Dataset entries
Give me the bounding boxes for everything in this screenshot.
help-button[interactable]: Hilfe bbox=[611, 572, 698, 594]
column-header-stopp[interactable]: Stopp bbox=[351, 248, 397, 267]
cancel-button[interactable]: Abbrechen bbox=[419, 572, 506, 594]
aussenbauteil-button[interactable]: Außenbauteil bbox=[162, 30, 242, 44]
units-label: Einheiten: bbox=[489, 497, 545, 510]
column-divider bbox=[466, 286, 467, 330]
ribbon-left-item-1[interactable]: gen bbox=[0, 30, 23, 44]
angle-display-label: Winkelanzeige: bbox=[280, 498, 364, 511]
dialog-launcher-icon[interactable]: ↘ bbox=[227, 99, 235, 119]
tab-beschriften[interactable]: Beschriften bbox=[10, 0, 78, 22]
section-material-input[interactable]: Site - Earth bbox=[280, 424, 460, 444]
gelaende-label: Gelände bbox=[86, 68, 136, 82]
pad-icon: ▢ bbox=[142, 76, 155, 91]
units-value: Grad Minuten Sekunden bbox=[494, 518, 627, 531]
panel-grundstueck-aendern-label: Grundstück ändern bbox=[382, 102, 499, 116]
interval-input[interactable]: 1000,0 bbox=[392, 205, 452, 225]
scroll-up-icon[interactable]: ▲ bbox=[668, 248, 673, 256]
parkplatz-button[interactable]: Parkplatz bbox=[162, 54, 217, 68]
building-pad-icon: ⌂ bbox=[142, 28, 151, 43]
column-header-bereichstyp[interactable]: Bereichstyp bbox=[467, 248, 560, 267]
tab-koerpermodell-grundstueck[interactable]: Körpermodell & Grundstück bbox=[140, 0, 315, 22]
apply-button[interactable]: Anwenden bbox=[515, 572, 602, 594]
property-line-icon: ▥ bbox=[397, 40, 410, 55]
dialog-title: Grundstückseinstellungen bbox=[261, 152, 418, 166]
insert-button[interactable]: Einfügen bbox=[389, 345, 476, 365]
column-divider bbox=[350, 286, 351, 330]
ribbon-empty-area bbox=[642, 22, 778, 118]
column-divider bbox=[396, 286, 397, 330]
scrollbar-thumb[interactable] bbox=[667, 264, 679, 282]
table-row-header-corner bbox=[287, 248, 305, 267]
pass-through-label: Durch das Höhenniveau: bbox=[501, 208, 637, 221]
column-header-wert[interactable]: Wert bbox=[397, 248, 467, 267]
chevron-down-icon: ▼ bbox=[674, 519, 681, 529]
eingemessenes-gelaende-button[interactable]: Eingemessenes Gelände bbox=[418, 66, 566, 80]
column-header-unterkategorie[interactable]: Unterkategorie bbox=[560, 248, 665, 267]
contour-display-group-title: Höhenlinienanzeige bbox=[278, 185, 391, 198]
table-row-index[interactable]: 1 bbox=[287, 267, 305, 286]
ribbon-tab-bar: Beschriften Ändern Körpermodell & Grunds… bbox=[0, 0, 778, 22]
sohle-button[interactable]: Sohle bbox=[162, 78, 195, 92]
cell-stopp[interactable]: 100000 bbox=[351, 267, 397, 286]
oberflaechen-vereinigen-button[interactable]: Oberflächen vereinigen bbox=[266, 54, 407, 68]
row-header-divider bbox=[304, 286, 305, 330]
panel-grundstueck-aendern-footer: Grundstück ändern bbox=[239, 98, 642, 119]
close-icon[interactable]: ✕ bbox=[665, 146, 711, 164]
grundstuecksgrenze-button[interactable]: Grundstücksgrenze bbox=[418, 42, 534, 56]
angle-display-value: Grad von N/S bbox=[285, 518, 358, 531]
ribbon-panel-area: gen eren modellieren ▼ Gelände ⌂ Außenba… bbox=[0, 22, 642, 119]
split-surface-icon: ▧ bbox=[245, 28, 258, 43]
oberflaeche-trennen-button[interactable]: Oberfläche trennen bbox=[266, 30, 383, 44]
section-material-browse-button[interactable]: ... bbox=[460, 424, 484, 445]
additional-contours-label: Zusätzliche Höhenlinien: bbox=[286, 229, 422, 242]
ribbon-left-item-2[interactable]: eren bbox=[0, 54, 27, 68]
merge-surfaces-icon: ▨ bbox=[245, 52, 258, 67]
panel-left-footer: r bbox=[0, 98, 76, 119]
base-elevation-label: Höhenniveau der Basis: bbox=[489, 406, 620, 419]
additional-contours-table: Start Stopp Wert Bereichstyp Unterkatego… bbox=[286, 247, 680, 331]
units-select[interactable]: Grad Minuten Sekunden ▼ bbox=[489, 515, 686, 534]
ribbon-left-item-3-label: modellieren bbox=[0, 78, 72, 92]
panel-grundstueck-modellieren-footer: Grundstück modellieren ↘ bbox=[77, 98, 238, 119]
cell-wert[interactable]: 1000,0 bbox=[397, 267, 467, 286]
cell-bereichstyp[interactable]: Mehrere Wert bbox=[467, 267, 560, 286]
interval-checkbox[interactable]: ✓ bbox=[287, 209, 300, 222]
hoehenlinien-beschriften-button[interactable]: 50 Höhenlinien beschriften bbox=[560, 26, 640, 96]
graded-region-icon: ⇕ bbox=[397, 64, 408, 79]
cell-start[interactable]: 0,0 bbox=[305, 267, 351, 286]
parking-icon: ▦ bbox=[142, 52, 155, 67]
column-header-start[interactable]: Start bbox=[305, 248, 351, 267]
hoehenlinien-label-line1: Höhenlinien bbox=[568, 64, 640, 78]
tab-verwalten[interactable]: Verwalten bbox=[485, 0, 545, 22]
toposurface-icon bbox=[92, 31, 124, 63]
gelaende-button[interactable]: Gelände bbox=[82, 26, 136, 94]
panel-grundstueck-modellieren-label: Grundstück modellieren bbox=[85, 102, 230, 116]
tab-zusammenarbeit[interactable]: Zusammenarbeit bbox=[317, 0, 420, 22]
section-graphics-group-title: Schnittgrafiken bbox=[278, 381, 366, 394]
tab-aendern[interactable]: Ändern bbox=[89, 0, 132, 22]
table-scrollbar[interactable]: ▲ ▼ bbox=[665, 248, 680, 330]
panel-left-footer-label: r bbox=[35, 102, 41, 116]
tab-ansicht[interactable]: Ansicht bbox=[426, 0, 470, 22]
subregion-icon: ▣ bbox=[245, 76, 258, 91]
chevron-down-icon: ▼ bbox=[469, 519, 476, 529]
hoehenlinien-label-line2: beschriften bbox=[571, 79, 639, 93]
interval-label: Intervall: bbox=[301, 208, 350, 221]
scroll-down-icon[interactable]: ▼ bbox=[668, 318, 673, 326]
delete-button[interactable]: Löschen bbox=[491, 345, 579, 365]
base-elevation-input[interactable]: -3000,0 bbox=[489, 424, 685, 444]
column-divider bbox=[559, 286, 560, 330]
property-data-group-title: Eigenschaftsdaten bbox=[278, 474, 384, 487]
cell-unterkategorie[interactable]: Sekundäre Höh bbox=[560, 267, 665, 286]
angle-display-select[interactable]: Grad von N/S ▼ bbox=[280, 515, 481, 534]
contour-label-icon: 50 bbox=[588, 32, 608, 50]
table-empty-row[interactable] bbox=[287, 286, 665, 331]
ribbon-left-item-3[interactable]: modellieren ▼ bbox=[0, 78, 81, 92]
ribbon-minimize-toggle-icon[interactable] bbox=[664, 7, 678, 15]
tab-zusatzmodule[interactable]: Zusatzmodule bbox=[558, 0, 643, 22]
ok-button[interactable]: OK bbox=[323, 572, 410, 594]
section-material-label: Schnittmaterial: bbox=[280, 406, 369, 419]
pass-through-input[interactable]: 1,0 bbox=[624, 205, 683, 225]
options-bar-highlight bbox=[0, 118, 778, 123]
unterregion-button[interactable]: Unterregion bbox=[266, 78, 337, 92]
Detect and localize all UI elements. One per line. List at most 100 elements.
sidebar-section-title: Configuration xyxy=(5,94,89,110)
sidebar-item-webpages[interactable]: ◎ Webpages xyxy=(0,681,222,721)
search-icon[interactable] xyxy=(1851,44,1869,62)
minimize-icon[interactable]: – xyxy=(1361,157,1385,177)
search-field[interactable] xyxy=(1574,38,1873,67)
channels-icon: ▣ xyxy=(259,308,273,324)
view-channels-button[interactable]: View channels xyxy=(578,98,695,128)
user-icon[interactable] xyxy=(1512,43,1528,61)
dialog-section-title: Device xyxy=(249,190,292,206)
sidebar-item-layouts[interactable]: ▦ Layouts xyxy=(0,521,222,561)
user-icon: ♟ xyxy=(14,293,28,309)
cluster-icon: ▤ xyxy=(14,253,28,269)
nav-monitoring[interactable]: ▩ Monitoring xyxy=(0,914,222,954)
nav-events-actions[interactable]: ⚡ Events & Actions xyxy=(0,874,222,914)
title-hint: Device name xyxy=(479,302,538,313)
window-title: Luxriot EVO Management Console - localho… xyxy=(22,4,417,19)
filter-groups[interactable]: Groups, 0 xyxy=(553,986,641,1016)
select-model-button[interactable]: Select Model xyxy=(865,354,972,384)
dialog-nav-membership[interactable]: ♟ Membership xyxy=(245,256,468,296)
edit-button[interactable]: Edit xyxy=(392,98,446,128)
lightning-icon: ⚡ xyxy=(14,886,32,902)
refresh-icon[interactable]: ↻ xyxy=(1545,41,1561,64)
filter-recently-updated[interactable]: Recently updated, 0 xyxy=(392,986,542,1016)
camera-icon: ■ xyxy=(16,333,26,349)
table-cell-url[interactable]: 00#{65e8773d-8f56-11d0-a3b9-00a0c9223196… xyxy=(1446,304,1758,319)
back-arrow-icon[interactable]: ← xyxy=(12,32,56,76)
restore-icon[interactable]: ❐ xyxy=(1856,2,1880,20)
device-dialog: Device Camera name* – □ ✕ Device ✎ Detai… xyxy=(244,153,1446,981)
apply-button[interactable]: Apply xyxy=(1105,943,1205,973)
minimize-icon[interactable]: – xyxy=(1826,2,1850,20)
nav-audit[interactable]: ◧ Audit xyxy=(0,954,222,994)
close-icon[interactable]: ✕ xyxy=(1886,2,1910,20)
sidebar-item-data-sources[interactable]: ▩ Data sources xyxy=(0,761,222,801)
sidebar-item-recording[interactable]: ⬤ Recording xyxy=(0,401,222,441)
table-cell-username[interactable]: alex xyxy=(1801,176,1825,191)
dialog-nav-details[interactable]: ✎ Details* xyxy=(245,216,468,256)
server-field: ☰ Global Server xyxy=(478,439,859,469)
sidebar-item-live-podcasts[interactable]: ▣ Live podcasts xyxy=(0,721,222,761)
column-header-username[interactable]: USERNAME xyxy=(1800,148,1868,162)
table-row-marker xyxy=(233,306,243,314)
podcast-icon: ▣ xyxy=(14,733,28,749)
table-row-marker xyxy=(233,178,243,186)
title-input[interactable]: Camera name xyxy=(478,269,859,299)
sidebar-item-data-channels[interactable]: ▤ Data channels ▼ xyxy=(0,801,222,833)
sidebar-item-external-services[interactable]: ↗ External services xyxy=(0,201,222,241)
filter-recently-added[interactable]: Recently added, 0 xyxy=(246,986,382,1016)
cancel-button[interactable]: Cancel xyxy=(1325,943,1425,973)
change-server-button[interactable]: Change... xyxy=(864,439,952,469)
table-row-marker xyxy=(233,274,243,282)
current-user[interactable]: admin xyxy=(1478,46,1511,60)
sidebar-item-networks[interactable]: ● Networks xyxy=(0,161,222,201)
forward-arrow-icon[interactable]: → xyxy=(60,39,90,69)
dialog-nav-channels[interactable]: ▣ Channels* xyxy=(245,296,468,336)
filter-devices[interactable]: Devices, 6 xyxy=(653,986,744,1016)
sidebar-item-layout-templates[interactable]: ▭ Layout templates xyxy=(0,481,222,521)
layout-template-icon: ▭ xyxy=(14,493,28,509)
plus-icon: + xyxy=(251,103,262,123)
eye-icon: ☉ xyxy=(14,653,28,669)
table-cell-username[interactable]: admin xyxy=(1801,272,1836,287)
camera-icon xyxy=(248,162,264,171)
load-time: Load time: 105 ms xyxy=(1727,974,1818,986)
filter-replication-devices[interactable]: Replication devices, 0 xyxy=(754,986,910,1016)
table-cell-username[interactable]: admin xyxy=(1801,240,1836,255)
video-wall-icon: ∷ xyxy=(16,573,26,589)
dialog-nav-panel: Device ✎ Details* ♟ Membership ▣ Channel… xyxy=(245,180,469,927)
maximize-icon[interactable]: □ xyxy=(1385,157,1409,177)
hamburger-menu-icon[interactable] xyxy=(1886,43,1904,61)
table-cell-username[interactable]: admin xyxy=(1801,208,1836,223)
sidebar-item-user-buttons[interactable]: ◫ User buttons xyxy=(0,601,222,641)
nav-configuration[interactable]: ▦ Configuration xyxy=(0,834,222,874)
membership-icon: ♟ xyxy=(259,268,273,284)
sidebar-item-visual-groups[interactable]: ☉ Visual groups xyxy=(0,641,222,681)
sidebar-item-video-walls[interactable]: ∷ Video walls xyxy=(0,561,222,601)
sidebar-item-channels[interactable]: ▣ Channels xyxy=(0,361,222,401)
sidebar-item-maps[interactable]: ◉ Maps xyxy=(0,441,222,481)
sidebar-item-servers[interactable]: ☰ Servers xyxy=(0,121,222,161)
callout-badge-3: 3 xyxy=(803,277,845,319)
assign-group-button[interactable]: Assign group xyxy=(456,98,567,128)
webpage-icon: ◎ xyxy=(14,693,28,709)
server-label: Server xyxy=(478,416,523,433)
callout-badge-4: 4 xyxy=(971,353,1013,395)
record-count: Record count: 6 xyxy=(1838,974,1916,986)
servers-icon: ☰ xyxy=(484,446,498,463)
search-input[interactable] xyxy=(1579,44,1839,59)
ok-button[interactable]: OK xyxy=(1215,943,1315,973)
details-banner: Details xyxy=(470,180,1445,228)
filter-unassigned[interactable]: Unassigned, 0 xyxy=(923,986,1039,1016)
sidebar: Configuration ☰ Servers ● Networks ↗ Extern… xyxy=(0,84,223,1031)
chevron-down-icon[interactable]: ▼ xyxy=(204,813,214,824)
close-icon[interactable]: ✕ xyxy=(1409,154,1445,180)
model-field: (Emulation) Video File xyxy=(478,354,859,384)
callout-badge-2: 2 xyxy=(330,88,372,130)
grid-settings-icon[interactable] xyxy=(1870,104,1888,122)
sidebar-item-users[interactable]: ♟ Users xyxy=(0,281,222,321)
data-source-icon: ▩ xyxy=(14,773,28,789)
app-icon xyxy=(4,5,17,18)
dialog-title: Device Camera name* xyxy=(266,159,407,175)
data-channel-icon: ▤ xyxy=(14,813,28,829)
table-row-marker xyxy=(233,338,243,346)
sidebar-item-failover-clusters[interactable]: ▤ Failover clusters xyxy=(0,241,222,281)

» AIM: Copy out the stretch from the start of the records through the line containing "dialog-launcher-icon[interactable]: ↘ bbox=[227, 99, 235, 119]".

» ANSWER FOR THE TASK:
Give me the bounding boxes for everything in this screenshot.
help-button[interactable]: Hilfe bbox=[611, 572, 698, 594]
column-header-stopp[interactable]: Stopp bbox=[351, 248, 397, 267]
cancel-button[interactable]: Abbrechen bbox=[419, 572, 506, 594]
aussenbauteil-button[interactable]: Außenbauteil bbox=[162, 30, 242, 44]
units-label: Einheiten: bbox=[489, 497, 545, 510]
column-divider bbox=[466, 286, 467, 330]
ribbon-left-item-1[interactable]: gen bbox=[0, 30, 23, 44]
angle-display-label: Winkelanzeige: bbox=[280, 498, 364, 511]
dialog-launcher-icon[interactable]: ↘ bbox=[227, 99, 235, 119]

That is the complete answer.